→ Data provided
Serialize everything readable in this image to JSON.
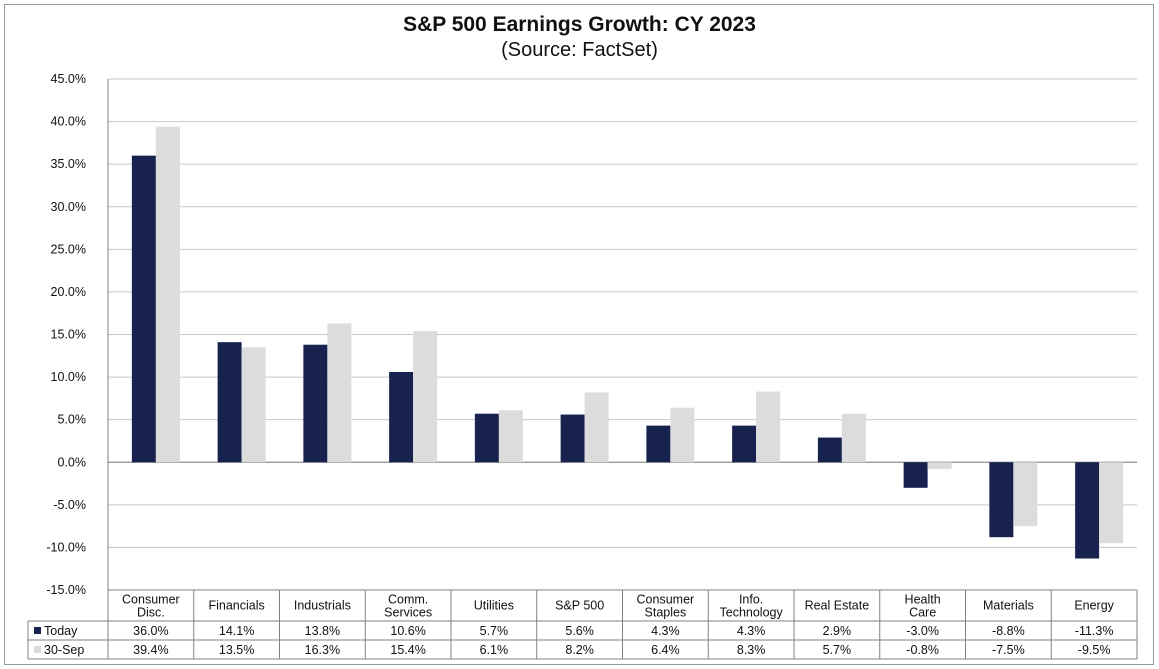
{
  "chart_data": {
    "type": "bar",
    "title": "S&P 500 Earnings Growth:  CY 2023",
    "subtitle": "(Source: FactSet)",
    "xlabel": "",
    "ylabel": "",
    "ylim": [
      -15,
      45
    ],
    "ytick_step": 5,
    "ytick_labels": [
      "45.0%",
      "40.0%",
      "35.0%",
      "30.0%",
      "25.0%",
      "20.0%",
      "15.0%",
      "10.0%",
      "5.0%",
      "0.0%",
      "-5.0%",
      "-10.0%",
      "-15.0%"
    ],
    "grid": true,
    "categories": [
      [
        "Consumer",
        "Disc."
      ],
      [
        "Financials"
      ],
      [
        "Industrials"
      ],
      [
        "Comm.",
        "Services"
      ],
      [
        "Utilities"
      ],
      [
        "S&P 500"
      ],
      [
        "Consumer",
        "Staples"
      ],
      [
        "Info.",
        "Technology"
      ],
      [
        "Real Estate"
      ],
      [
        "Health",
        "Care"
      ],
      [
        "Materials"
      ],
      [
        "Energy"
      ]
    ],
    "series": [
      {
        "name": "Today",
        "color": "#17224f",
        "values": [
          36.0,
          14.1,
          13.8,
          10.6,
          5.7,
          5.6,
          4.3,
          4.3,
          2.9,
          -3.0,
          -8.8,
          -11.3
        ],
        "labels": [
          "36.0%",
          "14.1%",
          "13.8%",
          "10.6%",
          "5.7%",
          "5.6%",
          "4.3%",
          "4.3%",
          "2.9%",
          "-3.0%",
          "-8.8%",
          "-11.3%"
        ]
      },
      {
        "name": "30-Sep",
        "color": "#dcdcdc",
        "values": [
          39.4,
          13.5,
          16.3,
          15.4,
          6.1,
          8.2,
          6.4,
          8.3,
          5.7,
          -0.8,
          -7.5,
          -9.5
        ],
        "labels": [
          "39.4%",
          "13.5%",
          "16.3%",
          "15.4%",
          "6.1%",
          "8.2%",
          "6.4%",
          "8.3%",
          "5.7%",
          "-0.8%",
          "-7.5%",
          "-9.5%"
        ]
      }
    ]
  },
  "colors": {
    "grid": "#c8c8c8",
    "axis": "#808080"
  }
}
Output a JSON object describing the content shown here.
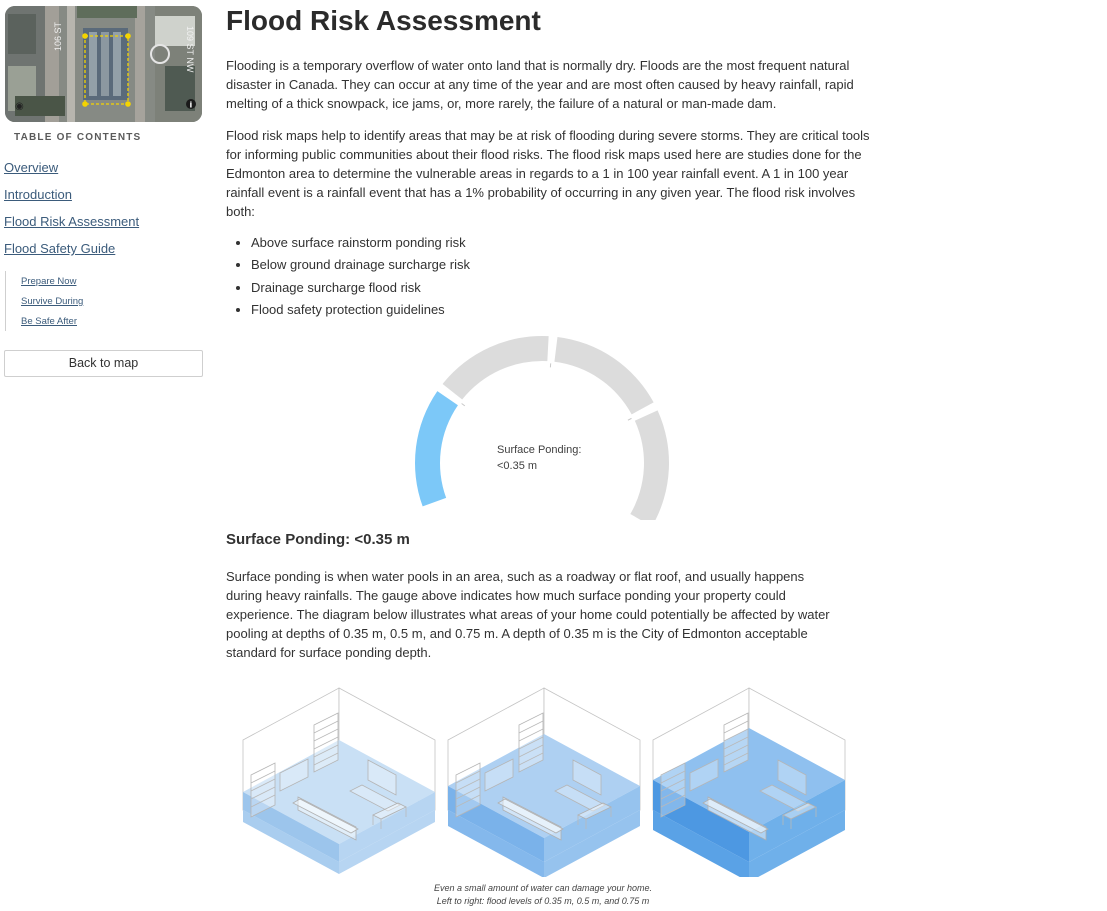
{
  "sidebar": {
    "toc_heading": "TABLE OF CONTENTS",
    "items": [
      "Overview",
      "Introduction",
      "Flood Risk Assessment",
      "Flood Safety Guide"
    ],
    "subitems": [
      "Prepare Now",
      "Survive During",
      "Be Safe After"
    ],
    "back_button": "Back to map",
    "map_labels": {
      "street_a": "106 ST",
      "street_b": "109 ST NW"
    }
  },
  "main": {
    "title": "Flood Risk Assessment",
    "para1": "Flooding is a temporary overflow of water onto land that is normally dry. Floods are the most frequent natural disaster in Canada. They can occur at any time of the year and are most often caused by heavy rainfall, rapid melting of a thick snowpack, ice jams, or, more rarely, the failure of a natural or man-made dam.",
    "para2": "Flood risk maps help to identify areas that may be at risk of flooding during severe storms. They are critical tools for informing public communities about their flood risks. The flood risk maps used here are studies done for the Edmonton area to determine the vulnerable areas in regards to a 1 in 100 year rainfall event. A 1 in 100 year rainfall event is a rainfall event that has a 1% probability of occurring in any given year. The flood risk involves both:",
    "bullets": [
      "Above surface rainstorm ponding risk",
      "Below ground drainage surcharge risk",
      "Drainage surcharge flood risk",
      "Flood safety protection guidelines"
    ],
    "gauge": {
      "label_line1": "Surface Ponding:",
      "label_line2": "<0.35 m",
      "active_segment": 1,
      "total_segments": 4,
      "active_color": "#7cc8f8",
      "inactive_color": "#dcdcdc"
    },
    "subheading": "Surface Ponding: <0.35 m",
    "para3": "Surface ponding is when water pools in an area, such as a roadway or flat roof, and usually happens during heavy rainfalls. The gauge above indicates how much surface ponding your property could experience. The diagram below illustrates what areas of your home could potentially be affected by water pooling at depths of 0.35 m, 0.5 m, and 0.75 m. A depth of 0.35 m is the City of Edmonton acceptable standard for surface ponding depth.",
    "caption_line1": "Even a small amount of water can damage your home.",
    "caption_line2": "Left to right: flood levels of 0.35 m, 0.5 m, and 0.75 m"
  }
}
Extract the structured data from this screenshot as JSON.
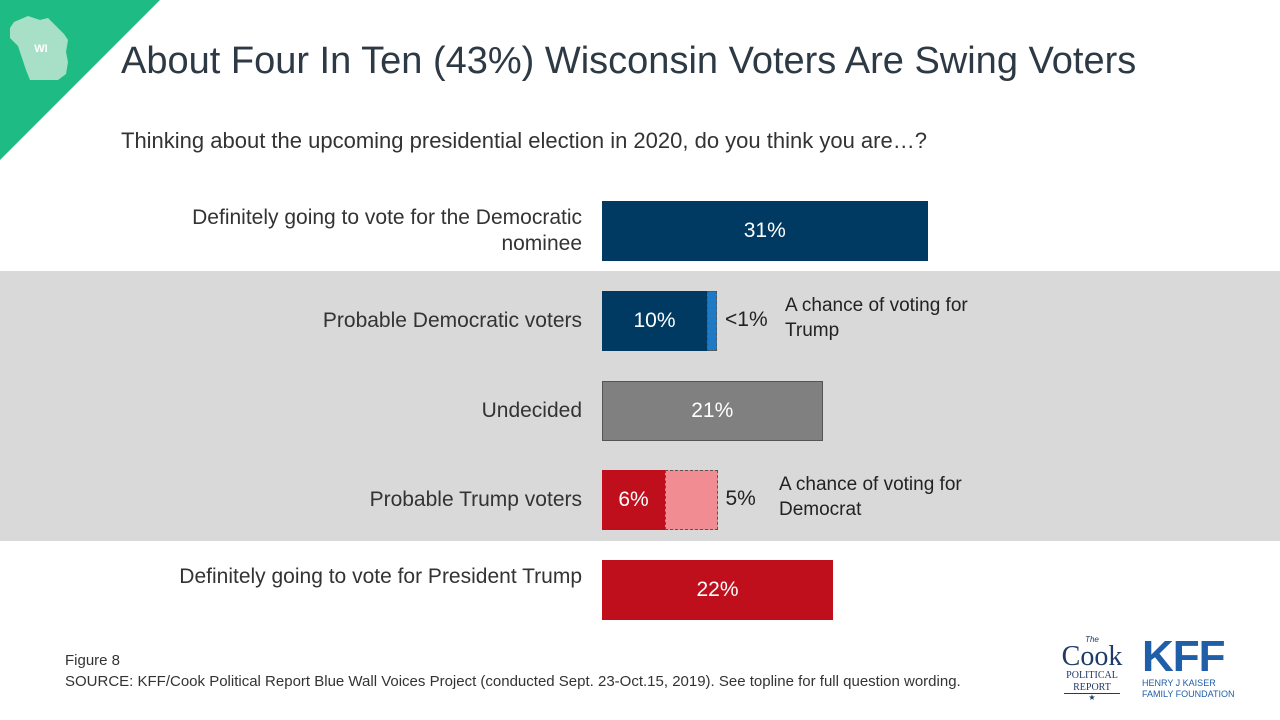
{
  "header": {
    "badge": "WI",
    "title": "About Four In Ten (43%) Wisconsin Voters Are Swing Voters",
    "subtitle": "Thinking about the upcoming presidential election in 2020, do you think you are…?"
  },
  "colors": {
    "dem": "#003a63",
    "dem_chance": "#1f7ac6",
    "undecided": "#808080",
    "rep": "#c00f1c",
    "rep_chance": "#f08c92",
    "band": "#d9d9d9",
    "corner": "#1ebc84",
    "state": "#a8e0c7"
  },
  "chart_data": {
    "type": "bar",
    "orientation": "horizontal",
    "xlim": [
      0,
      60
    ],
    "categories": [
      "Definitely going to vote for the Democratic nominee",
      "Probable Democratic voters",
      "Undecided",
      "Probable Trump voters",
      "Definitely going to vote for President Trump"
    ],
    "values": [
      31,
      10,
      21,
      6,
      22
    ],
    "labels": [
      "31%",
      "10%",
      "21%",
      "6%",
      "22%"
    ],
    "chance": [
      null,
      {
        "value": 0.5,
        "label": "<1%",
        "note": "A chance of voting for Trump"
      },
      null,
      {
        "value": 5,
        "label": "5%",
        "note": "A chance of voting for Democrat"
      },
      null
    ]
  },
  "footer": {
    "figure": "Figure 8",
    "source": "SOURCE: KFF/Cook Political Report Blue Wall Voices Project (conducted Sept. 23-Oct.15, 2019). See topline for full question wording."
  },
  "logos": {
    "cook": {
      "the": "The",
      "name": "Cook",
      "line1": "POLITICAL",
      "line2": "REPORT"
    },
    "kff": {
      "name": "KFF",
      "line1": "HENRY J KAISER",
      "line2": "FAMILY FOUNDATION"
    }
  }
}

→ Problem statement
Provide solely the number of lines in the data that include the word "going".

→ Reply to the exercise
2